• [What the exercise asks]:
Repeat, exactly and completely, the material that follows. Omit the pictures.

[START Material provided]

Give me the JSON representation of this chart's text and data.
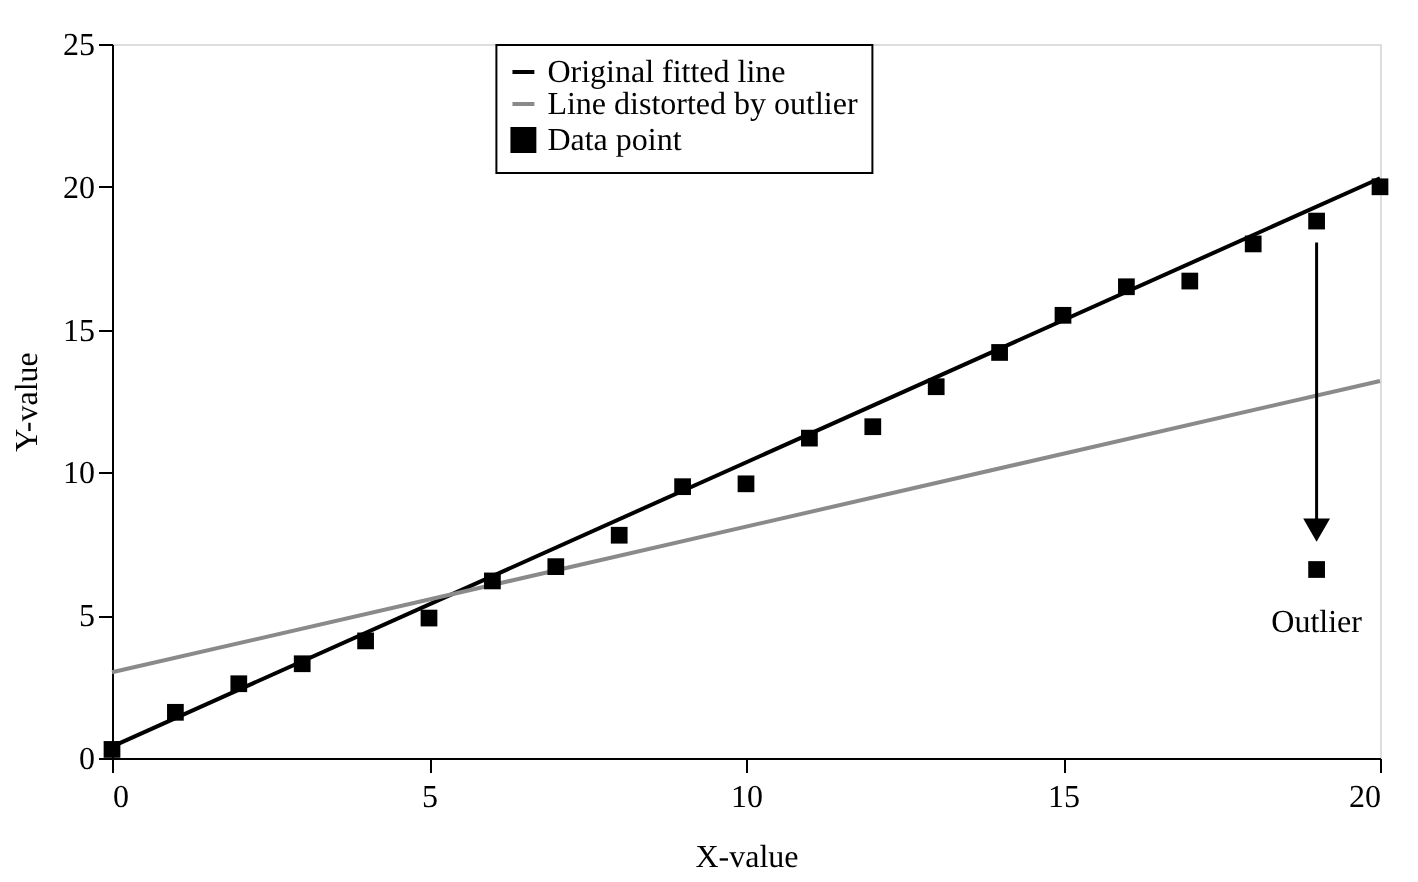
{
  "chart_data": {
    "type": "scatter",
    "xlabel": "X-value",
    "ylabel": "Y-value",
    "xlim": [
      0,
      20
    ],
    "xticks": [
      0,
      5,
      10,
      15,
      20
    ],
    "ylim": [
      0,
      25
    ],
    "yticks": [
      0,
      5,
      10,
      15,
      20,
      25
    ],
    "grid": false,
    "legend": "top",
    "series": [
      {
        "name": "Original fitted line",
        "type": "line",
        "color": "#000000",
        "x": [
          0,
          20
        ],
        "values": [
          0.4,
          20.3
        ]
      },
      {
        "name": "Line distorted by outlier",
        "type": "line",
        "color": "#8a8a8a",
        "x": [
          0,
          20
        ],
        "values": [
          3.0,
          13.2
        ]
      },
      {
        "name": "Data point",
        "marker": "square",
        "color": "#000000",
        "x": [
          0,
          1,
          2,
          3,
          4,
          5,
          6,
          7,
          8,
          9,
          10,
          11,
          12,
          13,
          14,
          15,
          16,
          17,
          18,
          19,
          20,
          19
        ],
        "values": [
          0.3,
          1.6,
          2.6,
          3.3,
          4.1,
          4.9,
          6.2,
          6.7,
          7.8,
          9.5,
          9.6,
          11.2,
          11.6,
          13.0,
          14.2,
          15.5,
          16.5,
          16.7,
          18.0,
          18.8,
          20.0,
          6.6
        ]
      }
    ],
    "annotations": [
      {
        "text": "Outlier",
        "x": 19,
        "y": 6.6
      }
    ]
  }
}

[END Material provided]

• [Result below]:
Give me the JSON representation of this chart's text and data.
{
  "chart_data": {
    "type": "scatter",
    "xlabel": "X-value",
    "ylabel": "Y-value",
    "xlim": [
      0,
      20
    ],
    "xticks": [
      0,
      5,
      10,
      15,
      20
    ],
    "ylim": [
      0,
      25
    ],
    "yticks": [
      0,
      5,
      10,
      15,
      20,
      25
    ],
    "grid": false,
    "legend": "top",
    "series": [
      {
        "name": "Original fitted line",
        "type": "line",
        "color": "#000000",
        "x": [
          0,
          20
        ],
        "values": [
          0.4,
          20.3
        ]
      },
      {
        "name": "Line distorted by outlier",
        "type": "line",
        "color": "#8a8a8a",
        "x": [
          0,
          20
        ],
        "values": [
          3.0,
          13.2
        ]
      },
      {
        "name": "Data point",
        "marker": "square",
        "color": "#000000",
        "x": [
          0,
          1,
          2,
          3,
          4,
          5,
          6,
          7,
          8,
          9,
          10,
          11,
          12,
          13,
          14,
          15,
          16,
          17,
          18,
          19,
          20,
          19
        ],
        "values": [
          0.3,
          1.6,
          2.6,
          3.3,
          4.1,
          4.9,
          6.2,
          6.7,
          7.8,
          9.5,
          9.6,
          11.2,
          11.6,
          13.0,
          14.2,
          15.5,
          16.5,
          16.7,
          18.0,
          18.8,
          20.0,
          6.6
        ]
      }
    ],
    "annotations": [
      {
        "text": "Outlier",
        "x": 19,
        "y": 6.6
      }
    ]
  }
}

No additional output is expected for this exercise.